▸ Set task
Count how many lines hold the word "this" and give that number as the whole answer.

▸ Available data
##########

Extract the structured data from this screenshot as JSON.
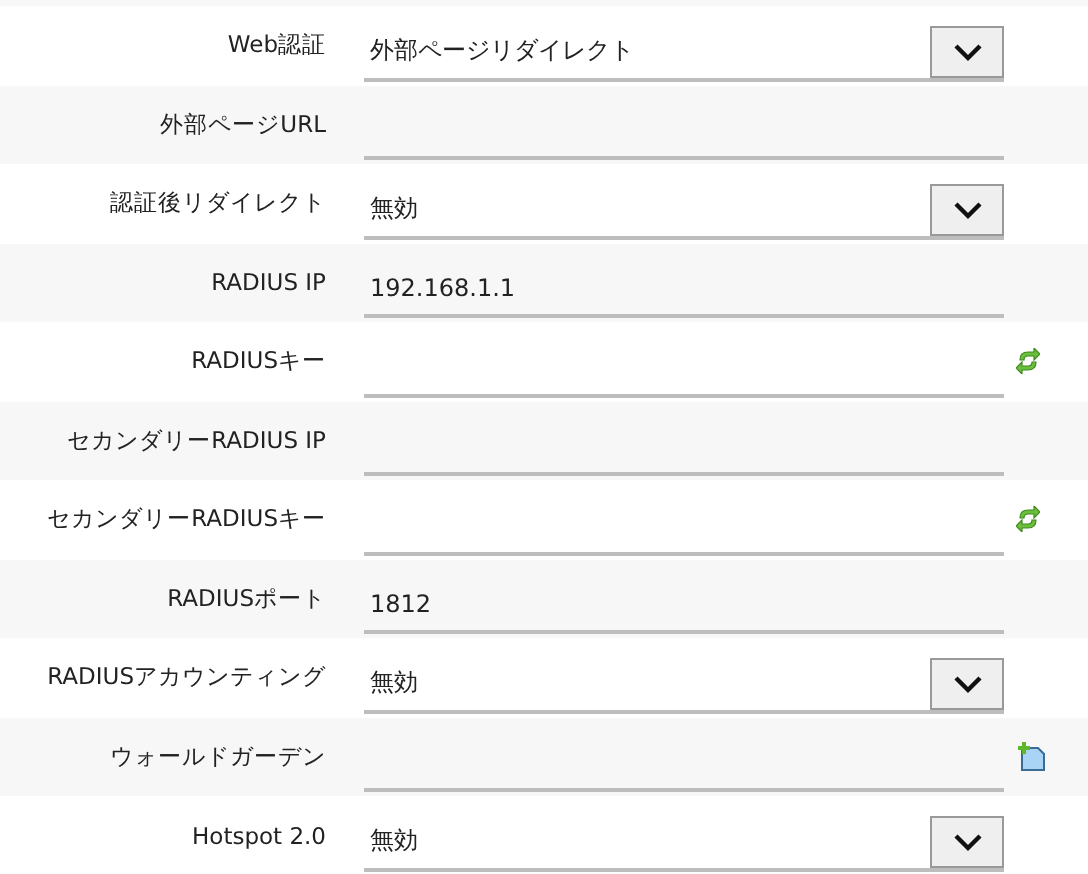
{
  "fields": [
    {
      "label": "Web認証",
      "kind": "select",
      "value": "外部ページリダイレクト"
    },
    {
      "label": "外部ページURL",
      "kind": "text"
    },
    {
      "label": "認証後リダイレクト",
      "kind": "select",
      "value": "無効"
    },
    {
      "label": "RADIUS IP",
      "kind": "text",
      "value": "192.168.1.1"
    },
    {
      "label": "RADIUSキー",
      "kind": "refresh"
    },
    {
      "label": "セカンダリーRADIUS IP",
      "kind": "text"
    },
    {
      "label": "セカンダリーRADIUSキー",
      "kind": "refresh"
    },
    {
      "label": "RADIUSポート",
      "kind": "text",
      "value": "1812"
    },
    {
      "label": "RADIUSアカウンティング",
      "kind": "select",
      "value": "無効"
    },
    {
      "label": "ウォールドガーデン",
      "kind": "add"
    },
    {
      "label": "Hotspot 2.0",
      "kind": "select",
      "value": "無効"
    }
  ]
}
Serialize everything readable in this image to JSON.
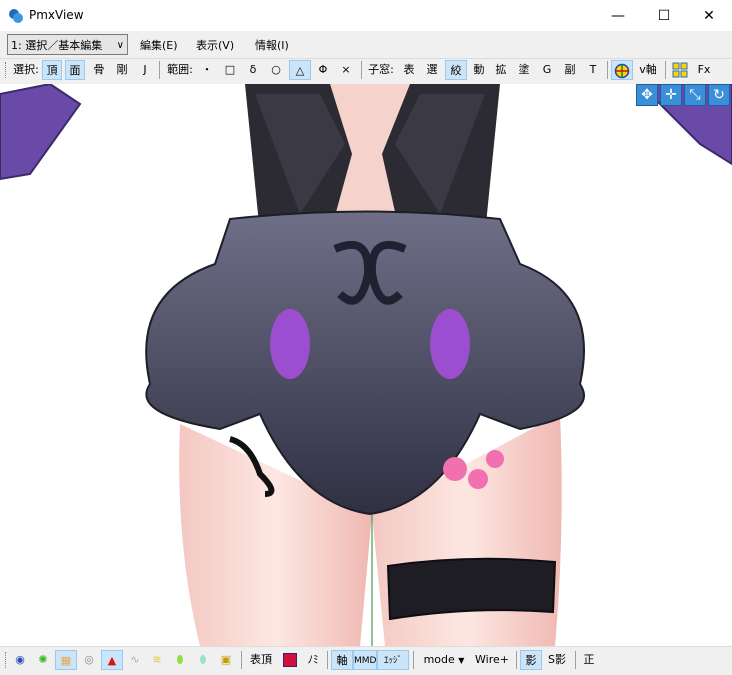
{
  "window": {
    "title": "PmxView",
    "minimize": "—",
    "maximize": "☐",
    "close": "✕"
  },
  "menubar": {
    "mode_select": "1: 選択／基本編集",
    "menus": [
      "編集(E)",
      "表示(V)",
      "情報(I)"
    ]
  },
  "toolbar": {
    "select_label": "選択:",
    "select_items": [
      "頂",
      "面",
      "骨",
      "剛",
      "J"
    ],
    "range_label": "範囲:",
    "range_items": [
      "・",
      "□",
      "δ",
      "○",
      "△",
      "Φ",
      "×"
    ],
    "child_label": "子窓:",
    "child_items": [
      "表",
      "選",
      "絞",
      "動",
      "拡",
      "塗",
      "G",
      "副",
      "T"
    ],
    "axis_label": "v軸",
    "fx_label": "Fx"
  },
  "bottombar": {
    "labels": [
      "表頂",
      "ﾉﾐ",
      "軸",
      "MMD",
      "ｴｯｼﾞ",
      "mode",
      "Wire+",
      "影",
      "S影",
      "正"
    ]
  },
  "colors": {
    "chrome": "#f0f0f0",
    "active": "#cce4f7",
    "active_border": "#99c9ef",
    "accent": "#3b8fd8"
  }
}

##########

▸ Complete output
2